▶ Data for the task
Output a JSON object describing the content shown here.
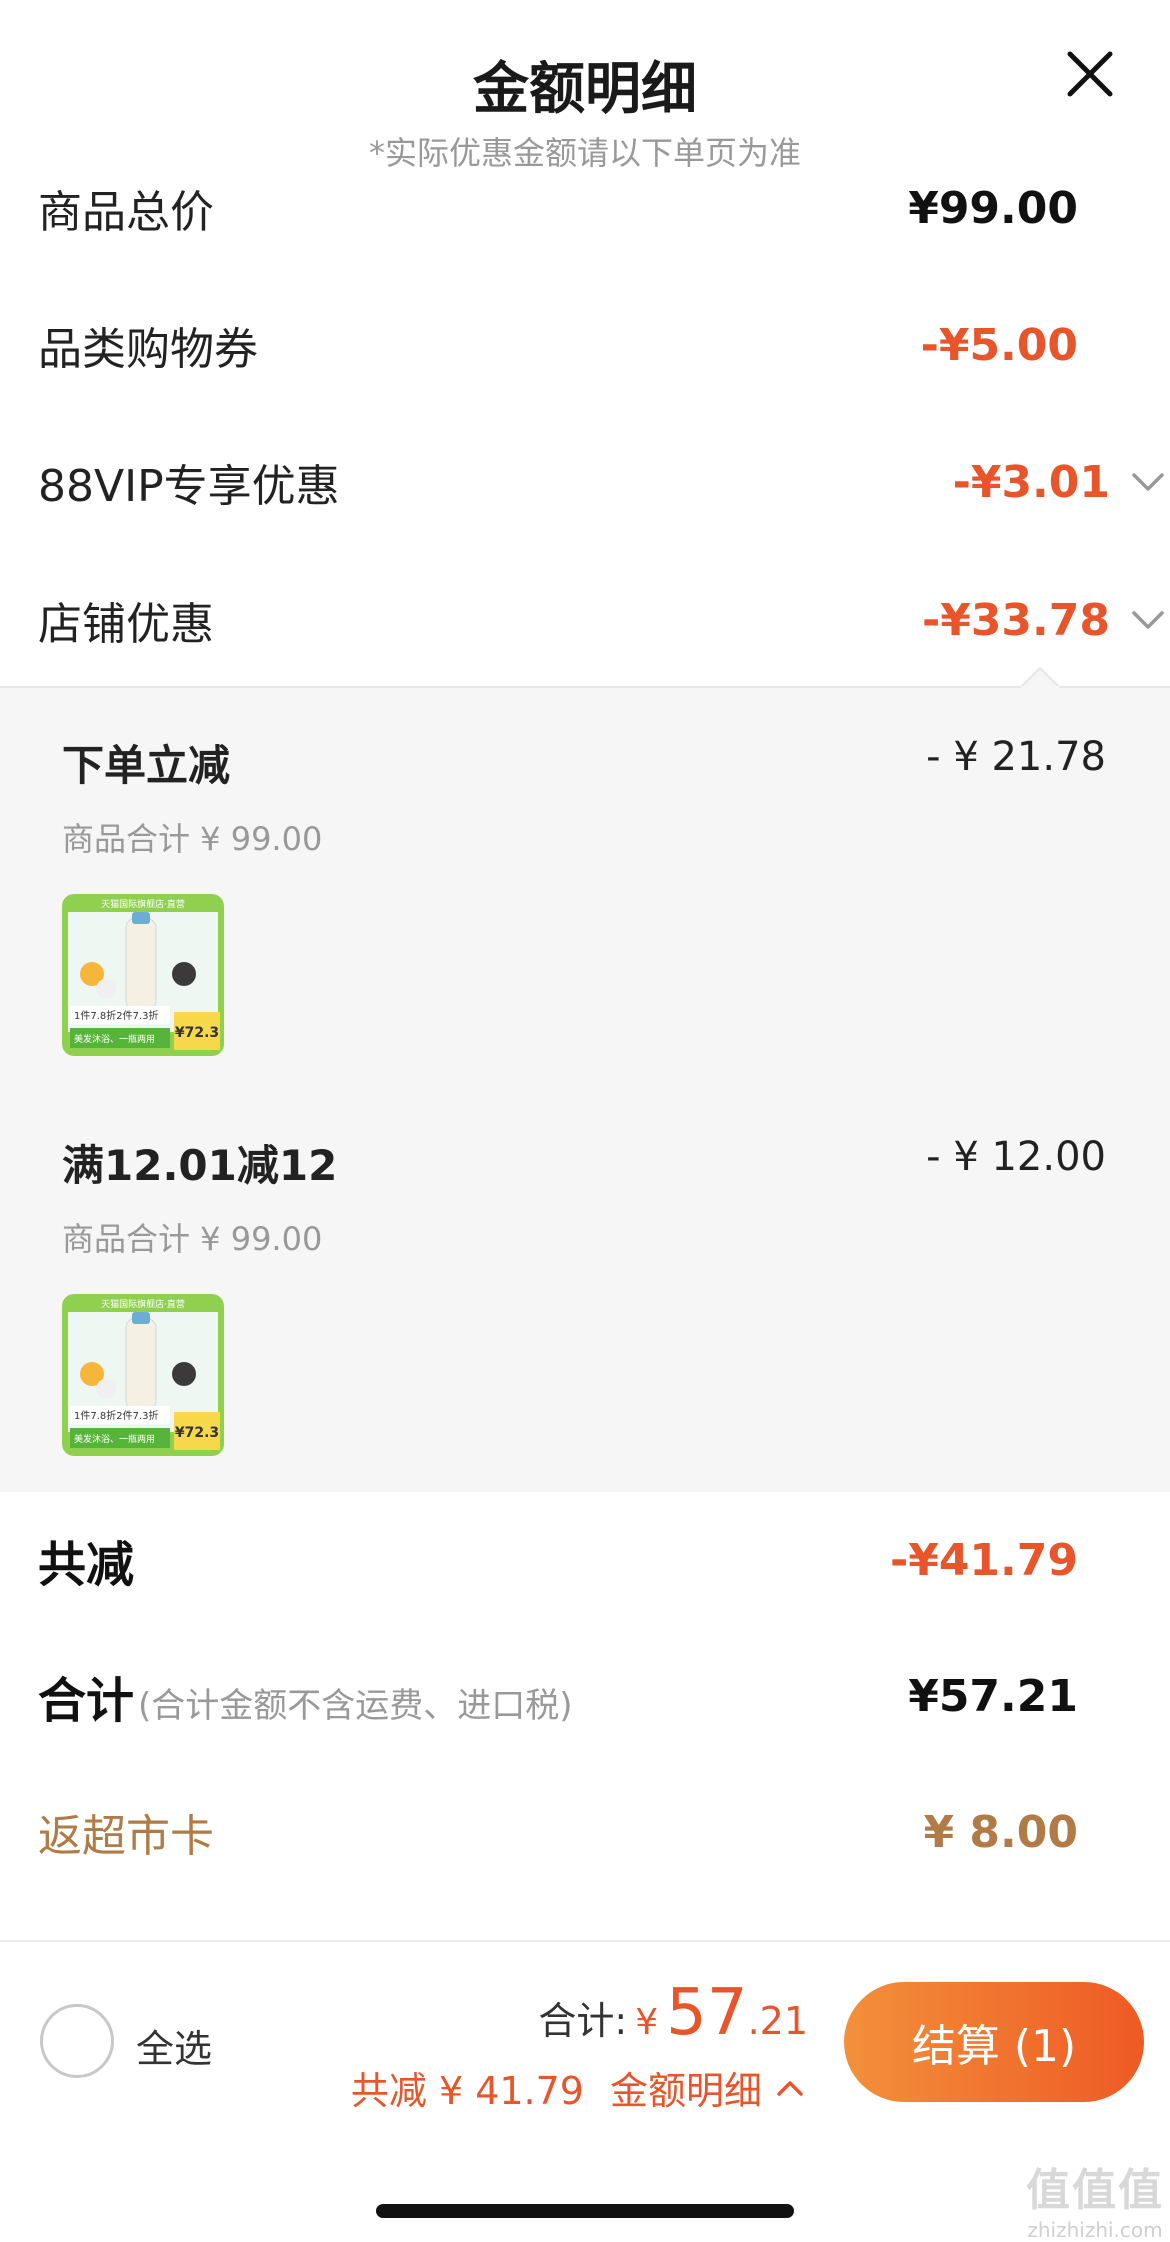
{
  "header": {
    "title": "金额明细",
    "subtitle": "*实际优惠金额请以下单页为准",
    "close_icon": "close-icon"
  },
  "rows": [
    {
      "label": "商品总价",
      "value": "¥99.00",
      "color": "#111111"
    },
    {
      "label": "品类购物券",
      "value": "-¥5.00",
      "color": "#e8552a"
    },
    {
      "label": "88VIP专享优惠",
      "value": "-¥3.01",
      "color": "#e8552a",
      "expandable": true
    },
    {
      "label": "店铺优惠",
      "value": "-¥33.78",
      "color": "#e8552a",
      "expandable": true,
      "expanded": true
    }
  ],
  "store_discounts": [
    {
      "title": "下单立减",
      "amount": "- ¥ 21.78",
      "subtotal": "商品合计 ¥ 99.00",
      "thumb": {
        "top_text": "天猫国际旗舰店·直营",
        "line1": "1件7.8折2件7.3折",
        "line2": "美发沐浴、一瓶两用",
        "price": "¥72.3"
      }
    },
    {
      "title": "满12.01减12",
      "amount": "- ¥ 12.00",
      "subtotal": "商品合计 ¥ 99.00",
      "thumb": {
        "top_text": "天猫国际旗舰店·直营",
        "line1": "1件7.8折2件7.3折",
        "line2": "美发沐浴、一瓶两用",
        "price": "¥72.3"
      }
    }
  ],
  "totals": {
    "discount_label": "共减",
    "discount_value": "-¥41.79",
    "sum_label": "合计",
    "sum_note": "(合计金额不含运费、进口税)",
    "sum_value": "¥57.21",
    "cashback_label": "返超市卡",
    "cashback_value": "¥ 8.00"
  },
  "footer": {
    "select_all": "全选",
    "sum_label": "合计:",
    "yen": "¥",
    "price_int": "57",
    "price_dec": ".21",
    "saving": "共减 ¥ 41.79",
    "detail_link": "金额明细",
    "checkout": "结算 (1)"
  },
  "watermark": {
    "logo": "值值值",
    "text": "zhizhizhi.com"
  },
  "colors": {
    "accent": "#e8552a",
    "gold": "#b07b47",
    "gray": "#999999"
  }
}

▶ Exercise brief
Output every entry exactly as given; pictures are not part of the copy.

▶ Solution below
Output a JSON object describing the content shown here.
{
  "header": {
    "title": "金额明细",
    "subtitle": "*实际优惠金额请以下单页为准",
    "close_icon": "close-icon"
  },
  "rows": [
    {
      "label": "商品总价",
      "value": "¥99.00",
      "color": "#111111"
    },
    {
      "label": "品类购物券",
      "value": "-¥5.00",
      "color": "#e8552a"
    },
    {
      "label": "88VIP专享优惠",
      "value": "-¥3.01",
      "color": "#e8552a",
      "expandable": true
    },
    {
      "label": "店铺优惠",
      "value": "-¥33.78",
      "color": "#e8552a",
      "expandable": true,
      "expanded": true
    }
  ],
  "store_discounts": [
    {
      "title": "下单立减",
      "amount": "- ¥ 21.78",
      "subtotal": "商品合计 ¥ 99.00",
      "thumb": {
        "top_text": "天猫国际旗舰店·直营",
        "line1": "1件7.8折2件7.3折",
        "line2": "美发沐浴、一瓶两用",
        "price": "¥72.3"
      }
    },
    {
      "title": "满12.01减12",
      "amount": "- ¥ 12.00",
      "subtotal": "商品合计 ¥ 99.00",
      "thumb": {
        "top_text": "天猫国际旗舰店·直营",
        "line1": "1件7.8折2件7.3折",
        "line2": "美发沐浴、一瓶两用",
        "price": "¥72.3"
      }
    }
  ],
  "totals": {
    "discount_label": "共减",
    "discount_value": "-¥41.79",
    "sum_label": "合计",
    "sum_note": "(合计金额不含运费、进口税)",
    "sum_value": "¥57.21",
    "cashback_label": "返超市卡",
    "cashback_value": "¥ 8.00"
  },
  "footer": {
    "select_all": "全选",
    "sum_label": "合计:",
    "yen": "¥",
    "price_int": "57",
    "price_dec": ".21",
    "saving": "共减 ¥ 41.79",
    "detail_link": "金额明细",
    "checkout": "结算 (1)"
  },
  "watermark": {
    "logo": "值值值",
    "text": "zhizhizhi.com"
  },
  "colors": {
    "accent": "#e8552a",
    "gold": "#b07b47",
    "gray": "#999999"
  }
}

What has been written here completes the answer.